> WORK ORDER 1:
Transcribe the passage of the essay on doubting God between "Hard to believe, I" and "that never came.", inclusive.
> WORK ORDER 2:
List every means the essay on doubting God names for drowning out the silence of God.

··· TEXT SEGMENT ···

There was a time that I doubted the existence of God.
Hard to believe, I know. To be totally honest, it was less that I didn't believe in God and more that I wasn't quite sure that God believed in me. I wanted the God of Infinite Compassion. What I got instead was God's Evil Twin Brother. While I had little evidence of God's mercy and love as it played out in my life, I had ample evidence of how God (or His Evil Twin) was really trying to fuck with me. I knew, from an early age, that I was lost and alone, slightly broken and beyond repair. It was all God's fault.
It was so much easier to deny God than to face the idea that I had been abandoned. So much easier to defy God than continue to hunger for a redemption that never came.
And I defied God with a vengeance. I thumbed my nose at Him, ignored Her, talked trash whenever I could. Talked loudly, and with passion. I wanted to hurt God, just as I had been hurt. I vowed to never sing again--- the one thing I had that had ever brought me a sense of peace and wholeness, the one thing that led me on a shining and sure path to God and grace. I gave that up in a heartbeat. It seemed like a good idea at the time. I drank too much, to drown out the silence of God. If not alcohol, anything: drugs, shopping, food or sex. I used everything I could to bolster my doubt, to delight in my heresy.
That'll teach Him. Ha.

··· GIVEN ENTRIES ···

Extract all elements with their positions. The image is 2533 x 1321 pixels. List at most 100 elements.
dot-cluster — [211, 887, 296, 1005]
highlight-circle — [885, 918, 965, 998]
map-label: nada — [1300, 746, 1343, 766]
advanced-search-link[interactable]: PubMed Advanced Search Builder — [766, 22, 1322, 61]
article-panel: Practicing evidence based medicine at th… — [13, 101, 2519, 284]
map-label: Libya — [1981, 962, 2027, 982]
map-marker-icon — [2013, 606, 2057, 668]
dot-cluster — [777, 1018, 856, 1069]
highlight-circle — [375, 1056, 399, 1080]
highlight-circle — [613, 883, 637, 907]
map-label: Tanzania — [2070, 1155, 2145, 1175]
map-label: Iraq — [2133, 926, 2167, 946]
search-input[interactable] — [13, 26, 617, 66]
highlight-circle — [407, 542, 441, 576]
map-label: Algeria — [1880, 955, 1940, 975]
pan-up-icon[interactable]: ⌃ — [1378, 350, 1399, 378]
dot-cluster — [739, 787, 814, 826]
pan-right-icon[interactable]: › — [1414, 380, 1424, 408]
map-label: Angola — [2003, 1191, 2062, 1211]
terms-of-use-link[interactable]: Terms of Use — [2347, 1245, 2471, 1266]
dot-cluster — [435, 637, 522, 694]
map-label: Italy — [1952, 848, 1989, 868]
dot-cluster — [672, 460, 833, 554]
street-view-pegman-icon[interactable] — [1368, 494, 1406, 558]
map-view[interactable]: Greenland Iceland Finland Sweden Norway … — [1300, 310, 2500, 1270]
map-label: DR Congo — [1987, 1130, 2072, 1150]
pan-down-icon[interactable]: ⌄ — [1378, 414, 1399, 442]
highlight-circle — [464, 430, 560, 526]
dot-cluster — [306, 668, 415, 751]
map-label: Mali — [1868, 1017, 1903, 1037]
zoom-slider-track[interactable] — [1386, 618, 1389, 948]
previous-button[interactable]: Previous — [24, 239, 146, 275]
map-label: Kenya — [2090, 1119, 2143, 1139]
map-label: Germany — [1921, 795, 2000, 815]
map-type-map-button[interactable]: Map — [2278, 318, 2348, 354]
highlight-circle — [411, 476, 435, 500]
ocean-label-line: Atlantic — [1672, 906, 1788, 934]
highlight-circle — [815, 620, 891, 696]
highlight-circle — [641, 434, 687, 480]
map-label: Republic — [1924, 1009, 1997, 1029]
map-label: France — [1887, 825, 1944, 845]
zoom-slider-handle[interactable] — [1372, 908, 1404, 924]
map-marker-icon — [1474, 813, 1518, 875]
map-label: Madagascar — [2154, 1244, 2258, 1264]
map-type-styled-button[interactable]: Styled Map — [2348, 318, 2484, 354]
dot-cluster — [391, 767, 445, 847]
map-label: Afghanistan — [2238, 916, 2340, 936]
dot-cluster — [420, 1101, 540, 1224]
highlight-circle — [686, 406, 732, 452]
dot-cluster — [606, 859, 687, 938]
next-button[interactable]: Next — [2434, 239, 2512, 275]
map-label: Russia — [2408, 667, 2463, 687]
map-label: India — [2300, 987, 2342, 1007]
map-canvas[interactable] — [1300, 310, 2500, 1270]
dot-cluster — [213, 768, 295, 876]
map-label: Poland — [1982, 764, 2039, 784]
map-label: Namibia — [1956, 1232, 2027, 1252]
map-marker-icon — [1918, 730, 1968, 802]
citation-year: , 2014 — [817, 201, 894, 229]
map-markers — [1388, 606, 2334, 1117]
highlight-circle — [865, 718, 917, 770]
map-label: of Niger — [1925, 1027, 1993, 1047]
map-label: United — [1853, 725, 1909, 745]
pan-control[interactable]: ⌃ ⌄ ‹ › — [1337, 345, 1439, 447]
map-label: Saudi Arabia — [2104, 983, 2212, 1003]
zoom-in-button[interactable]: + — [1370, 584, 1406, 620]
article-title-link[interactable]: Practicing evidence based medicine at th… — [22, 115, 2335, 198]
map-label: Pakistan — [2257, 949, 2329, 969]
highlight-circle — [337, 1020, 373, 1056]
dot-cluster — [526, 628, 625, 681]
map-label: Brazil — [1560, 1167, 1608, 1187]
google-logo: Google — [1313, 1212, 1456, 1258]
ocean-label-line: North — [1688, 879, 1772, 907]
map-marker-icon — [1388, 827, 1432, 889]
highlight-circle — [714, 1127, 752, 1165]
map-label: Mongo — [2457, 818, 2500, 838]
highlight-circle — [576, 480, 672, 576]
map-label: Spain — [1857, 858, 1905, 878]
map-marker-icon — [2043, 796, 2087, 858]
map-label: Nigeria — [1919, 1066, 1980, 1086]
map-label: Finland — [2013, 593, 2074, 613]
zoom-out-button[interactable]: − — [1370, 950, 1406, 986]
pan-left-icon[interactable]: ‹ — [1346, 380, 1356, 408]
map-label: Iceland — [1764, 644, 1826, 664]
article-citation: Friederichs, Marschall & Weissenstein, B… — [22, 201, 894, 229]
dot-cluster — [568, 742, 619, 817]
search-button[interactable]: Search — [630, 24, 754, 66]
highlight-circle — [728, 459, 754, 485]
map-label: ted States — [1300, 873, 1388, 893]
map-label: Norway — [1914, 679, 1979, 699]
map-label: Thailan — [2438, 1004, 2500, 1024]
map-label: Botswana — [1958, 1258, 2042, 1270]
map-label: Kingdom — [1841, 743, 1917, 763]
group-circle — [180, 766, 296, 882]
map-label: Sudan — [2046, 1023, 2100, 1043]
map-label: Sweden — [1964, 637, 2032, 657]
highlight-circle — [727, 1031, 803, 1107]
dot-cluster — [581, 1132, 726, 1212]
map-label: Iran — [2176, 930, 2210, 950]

···

> WRITTEN SOLUTION 1:
Hard to believe, I know. To be totally honest, it was less that I didn't believe in God and more that I wasn't quite sure that God believed in me. I wanted the God of Infinite Compassion. What I got instead was God's Evil Twin Brother. While I had little evidence of God's mercy and love as it played out in my life, I had ample evidence of how God (or His Evil Twin) was really trying to fuck with me. I knew, from an early age, that I was lost and alone, slightly broken and beyond repair. It was all God's fault.
It was so much easier to deny God than to face the idea that I had been abandoned. So much easier to defy God than continue to hunger for a redemption that never came.

> WRITTEN SOLUTION 2:
alcohol, drugs, shopping, food, sex